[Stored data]
────────────────
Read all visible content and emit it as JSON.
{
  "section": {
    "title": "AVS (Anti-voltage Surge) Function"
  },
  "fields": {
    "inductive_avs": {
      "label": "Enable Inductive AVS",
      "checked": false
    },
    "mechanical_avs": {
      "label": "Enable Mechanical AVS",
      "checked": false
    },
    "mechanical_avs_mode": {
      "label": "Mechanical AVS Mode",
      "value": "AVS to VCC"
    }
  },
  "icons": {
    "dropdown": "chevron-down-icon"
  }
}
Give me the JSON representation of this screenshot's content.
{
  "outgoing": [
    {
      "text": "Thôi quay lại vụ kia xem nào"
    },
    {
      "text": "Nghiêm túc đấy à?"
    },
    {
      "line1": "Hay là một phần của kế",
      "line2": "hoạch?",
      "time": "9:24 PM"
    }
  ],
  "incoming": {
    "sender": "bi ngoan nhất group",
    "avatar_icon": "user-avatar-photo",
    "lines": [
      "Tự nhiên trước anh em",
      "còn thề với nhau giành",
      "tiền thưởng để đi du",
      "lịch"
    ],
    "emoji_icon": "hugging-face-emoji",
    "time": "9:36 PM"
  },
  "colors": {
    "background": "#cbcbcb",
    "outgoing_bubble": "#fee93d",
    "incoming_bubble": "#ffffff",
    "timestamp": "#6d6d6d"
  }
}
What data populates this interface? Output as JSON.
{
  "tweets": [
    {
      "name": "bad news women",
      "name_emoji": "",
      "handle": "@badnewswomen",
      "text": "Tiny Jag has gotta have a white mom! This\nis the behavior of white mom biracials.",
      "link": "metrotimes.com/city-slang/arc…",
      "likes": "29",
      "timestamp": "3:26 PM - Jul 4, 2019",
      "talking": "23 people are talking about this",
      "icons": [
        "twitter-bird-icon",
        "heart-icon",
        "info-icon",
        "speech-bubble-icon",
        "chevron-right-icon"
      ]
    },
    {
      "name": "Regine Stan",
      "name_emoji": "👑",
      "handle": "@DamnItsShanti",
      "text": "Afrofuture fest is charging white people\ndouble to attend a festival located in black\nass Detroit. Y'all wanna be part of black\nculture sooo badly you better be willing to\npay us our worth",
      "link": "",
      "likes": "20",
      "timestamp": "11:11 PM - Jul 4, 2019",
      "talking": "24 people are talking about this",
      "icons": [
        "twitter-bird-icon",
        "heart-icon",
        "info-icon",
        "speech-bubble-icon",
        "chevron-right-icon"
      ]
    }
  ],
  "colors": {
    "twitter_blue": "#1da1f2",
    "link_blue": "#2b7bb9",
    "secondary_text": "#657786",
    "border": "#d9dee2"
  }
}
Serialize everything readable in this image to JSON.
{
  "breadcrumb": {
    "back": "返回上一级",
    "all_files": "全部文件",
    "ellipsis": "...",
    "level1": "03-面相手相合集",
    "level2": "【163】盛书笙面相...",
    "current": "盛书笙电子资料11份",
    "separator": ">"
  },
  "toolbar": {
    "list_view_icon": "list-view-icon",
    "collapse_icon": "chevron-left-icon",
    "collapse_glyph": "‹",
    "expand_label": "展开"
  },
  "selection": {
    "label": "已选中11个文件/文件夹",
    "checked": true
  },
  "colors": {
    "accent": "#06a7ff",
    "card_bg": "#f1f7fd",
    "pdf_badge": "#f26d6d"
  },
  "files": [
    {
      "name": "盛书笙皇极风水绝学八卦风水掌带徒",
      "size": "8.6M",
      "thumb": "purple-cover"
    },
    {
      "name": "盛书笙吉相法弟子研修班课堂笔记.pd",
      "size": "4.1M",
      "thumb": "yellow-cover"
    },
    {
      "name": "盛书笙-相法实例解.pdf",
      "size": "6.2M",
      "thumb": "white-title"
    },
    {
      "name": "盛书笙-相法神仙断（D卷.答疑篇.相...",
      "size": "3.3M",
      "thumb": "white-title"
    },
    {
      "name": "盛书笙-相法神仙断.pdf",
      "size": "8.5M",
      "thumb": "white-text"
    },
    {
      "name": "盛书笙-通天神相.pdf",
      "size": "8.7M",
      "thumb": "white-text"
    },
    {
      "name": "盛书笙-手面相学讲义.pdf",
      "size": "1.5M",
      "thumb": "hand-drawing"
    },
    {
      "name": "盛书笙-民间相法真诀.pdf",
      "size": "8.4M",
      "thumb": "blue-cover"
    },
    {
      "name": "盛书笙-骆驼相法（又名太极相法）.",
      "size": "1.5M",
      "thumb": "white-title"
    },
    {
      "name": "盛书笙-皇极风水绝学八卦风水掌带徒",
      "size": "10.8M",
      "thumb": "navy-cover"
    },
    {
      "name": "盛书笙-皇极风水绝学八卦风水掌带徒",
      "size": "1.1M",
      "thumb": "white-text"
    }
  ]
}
────────────────
● **GOAL**
Extract the complete listing verbatim.

● **IN RESPONSE**
Read all visible content and emit it as JSON.
{
  "section": {
    "title": "AVS (Anti-voltage Surge) Function"
  },
  "fields": {
    "inductive_avs": {
      "label": "Enable Inductive AVS",
      "checked": false
    },
    "mechanical_avs": {
      "label": "Enable Mechanical AVS",
      "checked": false
    },
    "mechanical_avs_mode": {
      "label": "Mechanical AVS Mode",
      "value": "AVS to VCC"
    }
  },
  "icons": {
    "dropdown": "chevron-down-icon"
  }
}
Give me the JSON representation of this screenshot's content.
{
  "outgoing": [
    {
      "text": "Thôi quay lại vụ kia xem nào"
    },
    {
      "text": "Nghiêm túc đấy à?"
    },
    {
      "line1": "Hay là một phần của kế",
      "line2": "hoạch?",
      "time": "9:24 PM"
    }
  ],
  "incoming": {
    "sender": "bi ngoan nhất group",
    "avatar_icon": "user-avatar-photo",
    "lines": [
      "Tự nhiên trước anh em",
      "còn thề với nhau giành",
      "tiền thưởng để đi du",
      "lịch"
    ],
    "emoji_icon": "hugging-face-emoji",
    "time": "9:36 PM"
  },
  "colors": {
    "background": "#cbcbcb",
    "outgoing_bubble": "#fee93d",
    "incoming_bubble": "#ffffff",
    "timestamp": "#6d6d6d"
  }
}
What data populates this interface? Output as JSON.
{
  "tweets": [
    {
      "name": "bad news women",
      "name_emoji": "",
      "handle": "@badnewswomen",
      "text": "Tiny Jag has gotta have a white mom! This\nis the behavior of white mom biracials.",
      "link": "metrotimes.com/city-slang/arc…",
      "likes": "29",
      "timestamp": "3:26 PM - Jul 4, 2019",
      "talking": "23 people are talking about this",
      "icons": [
        "twitter-bird-icon",
        "heart-icon",
        "info-icon",
        "speech-bubble-icon",
        "chevron-right-icon"
      ]
    },
    {
      "name": "Regine Stan",
      "name_emoji": "👑",
      "handle": "@DamnItsShanti",
      "text": "Afrofuture fest is charging white people\ndouble to attend a festival located in black\nass Detroit. Y'all wanna be part of black\nculture sooo badly you better be willing to\npay us our worth",
      "link": "",
      "likes": "20",
      "timestamp": "11:11 PM - Jul 4, 2019",
      "talking": "24 people are talking about this",
      "icons": [
        "twitter-bird-icon",
        "heart-icon",
        "info-icon",
        "speech-bubble-icon",
        "chevron-right-icon"
      ]
    }
  ],
  "colors": {
    "twitter_blue": "#1da1f2",
    "link_blue": "#2b7bb9",
    "secondary_text": "#657786",
    "border": "#d9dee2"
  }
}
Serialize everything readable in this image to JSON.
{
  "breadcrumb": {
    "back": "返回上一级",
    "all_files": "全部文件",
    "ellipsis": "...",
    "level1": "03-面相手相合集",
    "level2": "【163】盛书笙面相...",
    "current": "盛书笙电子资料11份",
    "separator": ">"
  },
  "toolbar": {
    "list_view_icon": "list-view-icon",
    "collapse_icon": "chevron-left-icon",
    "collapse_glyph": "‹",
    "expand_label": "展开"
  },
  "selection": {
    "label": "已选中11个文件/文件夹",
    "checked": true
  },
  "colors": {
    "accent": "#06a7ff",
    "card_bg": "#f1f7fd",
    "pdf_badge": "#f26d6d"
  },
  "files": [
    {
      "name": "盛书笙皇极风水绝学八卦风水掌带徒",
      "size": "8.6M",
      "thumb": "purple-cover"
    },
    {
      "name": "盛书笙吉相法弟子研修班课堂笔记.pd",
      "size": "4.1M",
      "thumb": "yellow-cover"
    },
    {
      "name": "盛书笙-相法实例解.pdf",
      "size": "6.2M",
      "thumb": "white-title"
    },
    {
      "name": "盛书笙-相法神仙断（D卷.答疑篇.相...",
      "size": "3.3M",
      "thumb": "white-title"
    },
    {
      "name": "盛书笙-相法神仙断.pdf",
      "size": "8.5M",
      "thumb": "white-text"
    },
    {
      "name": "盛书笙-通天神相.pdf",
      "size": "8.7M",
      "thumb": "white-text"
    },
    {
      "name": "盛书笙-手面相学讲义.pdf",
      "size": "1.5M",
      "thumb": "hand-drawing"
    },
    {
      "name": "盛书笙-民间相法真诀.pdf",
      "size": "8.4M",
      "thumb": "blue-cover"
    },
    {
      "name": "盛书笙-骆驼相法（又名太极相法）.",
      "size": "1.5M",
      "thumb": "white-title"
    },
    {
      "name": "盛书笙-皇极风水绝学八卦风水掌带徒",
      "size": "10.8M",
      "thumb": "navy-cover"
    },
    {
      "name": "盛书笙-皇极风水绝学八卦风水掌带徒",
      "size": "1.1M",
      "thumb": "white-text"
    }
  ]
}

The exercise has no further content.